• **Exercise description**
Copy out each line in the material below that has the word "Monthly".

## START Records to process

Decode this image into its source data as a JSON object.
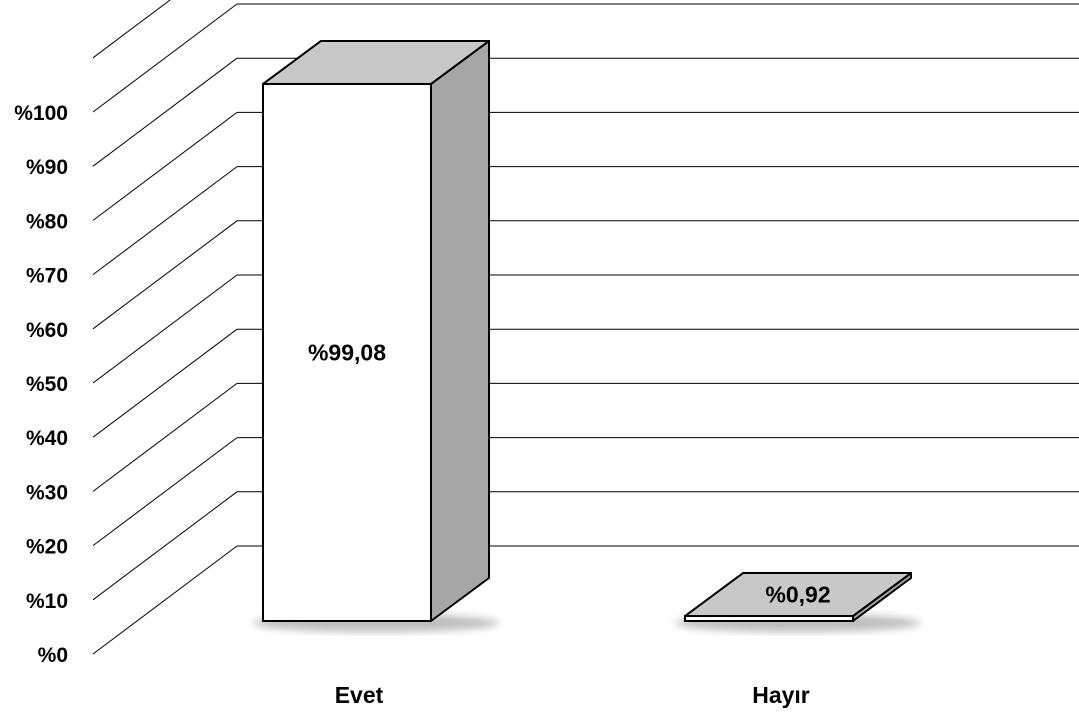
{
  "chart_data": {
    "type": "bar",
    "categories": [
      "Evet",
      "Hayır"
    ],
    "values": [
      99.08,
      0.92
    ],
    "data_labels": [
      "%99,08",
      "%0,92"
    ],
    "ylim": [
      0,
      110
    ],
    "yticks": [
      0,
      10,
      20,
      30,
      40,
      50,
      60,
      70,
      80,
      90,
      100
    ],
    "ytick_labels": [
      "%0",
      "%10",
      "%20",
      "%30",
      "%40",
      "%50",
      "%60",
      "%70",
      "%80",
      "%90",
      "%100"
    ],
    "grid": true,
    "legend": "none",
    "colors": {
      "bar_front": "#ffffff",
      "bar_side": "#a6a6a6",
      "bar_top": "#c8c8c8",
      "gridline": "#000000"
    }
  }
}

## END Records to process
## START Records to process

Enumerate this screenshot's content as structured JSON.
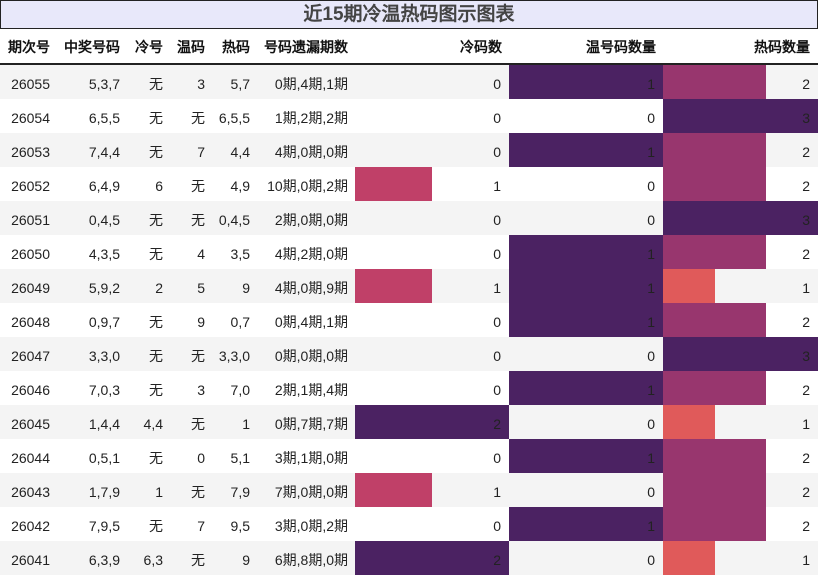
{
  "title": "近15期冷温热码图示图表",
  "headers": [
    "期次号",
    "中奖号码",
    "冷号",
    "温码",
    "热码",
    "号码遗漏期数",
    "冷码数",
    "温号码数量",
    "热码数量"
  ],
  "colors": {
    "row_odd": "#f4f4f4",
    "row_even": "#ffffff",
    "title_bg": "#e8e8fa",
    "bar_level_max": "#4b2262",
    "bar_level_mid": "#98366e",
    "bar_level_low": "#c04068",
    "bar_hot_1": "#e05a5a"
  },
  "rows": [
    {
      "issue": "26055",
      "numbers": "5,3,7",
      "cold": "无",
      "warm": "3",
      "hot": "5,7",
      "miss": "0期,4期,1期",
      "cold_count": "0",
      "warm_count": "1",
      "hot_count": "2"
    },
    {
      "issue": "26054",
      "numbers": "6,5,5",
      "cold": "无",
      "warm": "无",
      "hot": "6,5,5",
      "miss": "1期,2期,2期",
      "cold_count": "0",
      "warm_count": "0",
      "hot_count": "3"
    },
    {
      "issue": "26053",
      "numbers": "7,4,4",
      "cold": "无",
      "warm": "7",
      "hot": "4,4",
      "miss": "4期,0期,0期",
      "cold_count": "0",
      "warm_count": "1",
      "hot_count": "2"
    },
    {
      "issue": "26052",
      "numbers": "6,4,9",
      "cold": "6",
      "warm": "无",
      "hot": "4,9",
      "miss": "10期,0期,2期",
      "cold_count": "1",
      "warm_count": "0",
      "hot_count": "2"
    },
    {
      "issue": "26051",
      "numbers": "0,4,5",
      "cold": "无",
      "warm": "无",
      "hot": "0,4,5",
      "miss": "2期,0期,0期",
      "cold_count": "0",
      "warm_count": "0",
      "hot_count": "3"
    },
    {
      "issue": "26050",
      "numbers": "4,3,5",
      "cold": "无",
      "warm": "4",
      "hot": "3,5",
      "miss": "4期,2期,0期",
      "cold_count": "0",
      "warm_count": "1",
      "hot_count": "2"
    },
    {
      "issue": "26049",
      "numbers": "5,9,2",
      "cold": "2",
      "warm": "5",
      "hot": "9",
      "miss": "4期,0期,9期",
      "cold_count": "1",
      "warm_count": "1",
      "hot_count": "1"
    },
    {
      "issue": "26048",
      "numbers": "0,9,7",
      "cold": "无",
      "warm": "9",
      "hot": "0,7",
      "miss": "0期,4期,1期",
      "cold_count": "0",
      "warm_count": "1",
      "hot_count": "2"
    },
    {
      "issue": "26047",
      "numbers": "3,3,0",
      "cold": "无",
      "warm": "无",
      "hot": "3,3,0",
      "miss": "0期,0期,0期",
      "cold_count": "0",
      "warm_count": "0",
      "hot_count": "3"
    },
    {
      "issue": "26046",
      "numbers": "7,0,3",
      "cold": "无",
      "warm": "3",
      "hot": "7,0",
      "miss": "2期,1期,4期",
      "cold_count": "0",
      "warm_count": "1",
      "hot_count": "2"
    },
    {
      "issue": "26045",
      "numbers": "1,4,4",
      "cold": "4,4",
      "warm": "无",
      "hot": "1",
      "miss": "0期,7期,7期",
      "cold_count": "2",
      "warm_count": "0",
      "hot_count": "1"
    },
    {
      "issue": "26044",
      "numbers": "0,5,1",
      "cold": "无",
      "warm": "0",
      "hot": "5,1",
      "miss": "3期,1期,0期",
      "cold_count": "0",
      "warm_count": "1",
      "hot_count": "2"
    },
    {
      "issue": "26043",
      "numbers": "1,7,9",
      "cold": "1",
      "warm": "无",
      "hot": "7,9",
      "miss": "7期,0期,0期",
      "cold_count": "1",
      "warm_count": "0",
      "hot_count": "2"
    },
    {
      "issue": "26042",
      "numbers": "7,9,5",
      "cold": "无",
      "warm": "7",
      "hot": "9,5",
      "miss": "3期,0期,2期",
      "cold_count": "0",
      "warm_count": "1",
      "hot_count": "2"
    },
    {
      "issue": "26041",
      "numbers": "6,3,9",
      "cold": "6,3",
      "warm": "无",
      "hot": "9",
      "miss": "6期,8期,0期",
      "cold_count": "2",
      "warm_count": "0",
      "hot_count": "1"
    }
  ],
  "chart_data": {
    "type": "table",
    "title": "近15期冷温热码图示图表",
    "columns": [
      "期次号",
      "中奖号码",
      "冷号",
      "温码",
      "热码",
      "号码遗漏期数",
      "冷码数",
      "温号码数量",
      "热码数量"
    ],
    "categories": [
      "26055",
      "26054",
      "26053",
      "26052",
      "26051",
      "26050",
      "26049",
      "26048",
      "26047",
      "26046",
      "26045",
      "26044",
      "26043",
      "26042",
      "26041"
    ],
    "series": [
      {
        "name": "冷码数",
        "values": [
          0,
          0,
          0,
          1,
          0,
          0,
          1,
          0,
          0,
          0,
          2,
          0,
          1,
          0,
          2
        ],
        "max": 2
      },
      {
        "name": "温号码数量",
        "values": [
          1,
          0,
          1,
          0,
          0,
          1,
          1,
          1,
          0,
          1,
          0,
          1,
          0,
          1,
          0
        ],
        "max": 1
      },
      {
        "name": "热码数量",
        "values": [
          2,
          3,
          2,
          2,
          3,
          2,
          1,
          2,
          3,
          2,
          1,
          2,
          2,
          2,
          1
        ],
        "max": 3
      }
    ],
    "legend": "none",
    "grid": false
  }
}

## END Records to process
## START Records to process

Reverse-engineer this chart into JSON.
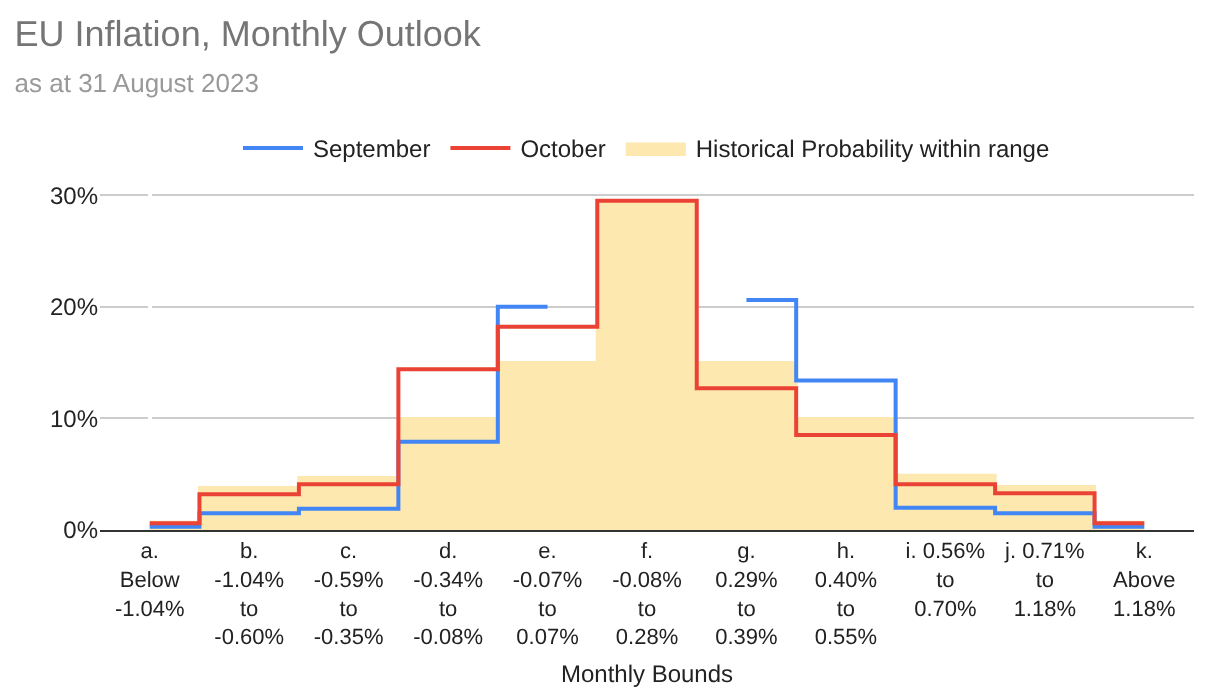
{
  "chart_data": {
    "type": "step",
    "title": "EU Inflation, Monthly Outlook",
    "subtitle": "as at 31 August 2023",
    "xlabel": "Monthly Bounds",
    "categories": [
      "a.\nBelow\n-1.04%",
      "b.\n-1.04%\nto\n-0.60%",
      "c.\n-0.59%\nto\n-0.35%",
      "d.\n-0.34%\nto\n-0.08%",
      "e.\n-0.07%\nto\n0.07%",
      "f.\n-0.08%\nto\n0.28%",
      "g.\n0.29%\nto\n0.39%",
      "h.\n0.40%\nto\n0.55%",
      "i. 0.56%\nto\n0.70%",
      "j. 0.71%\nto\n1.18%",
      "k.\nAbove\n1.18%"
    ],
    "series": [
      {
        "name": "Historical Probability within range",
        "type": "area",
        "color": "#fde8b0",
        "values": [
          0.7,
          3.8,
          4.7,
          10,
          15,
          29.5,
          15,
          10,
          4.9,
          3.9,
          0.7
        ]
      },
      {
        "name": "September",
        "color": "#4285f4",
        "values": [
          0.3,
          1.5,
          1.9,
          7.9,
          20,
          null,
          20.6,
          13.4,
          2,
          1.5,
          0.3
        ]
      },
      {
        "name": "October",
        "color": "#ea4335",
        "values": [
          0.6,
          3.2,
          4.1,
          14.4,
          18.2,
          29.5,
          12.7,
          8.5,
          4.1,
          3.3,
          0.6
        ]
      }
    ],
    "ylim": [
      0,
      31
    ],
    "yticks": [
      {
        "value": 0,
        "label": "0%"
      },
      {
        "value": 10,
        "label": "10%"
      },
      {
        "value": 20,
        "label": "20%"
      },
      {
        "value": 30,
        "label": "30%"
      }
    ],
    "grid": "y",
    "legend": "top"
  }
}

## END Records to process

• **Response**
    "title": "EU Inflation, Monthly Outlook",
    "xlabel": "Monthly Bounds",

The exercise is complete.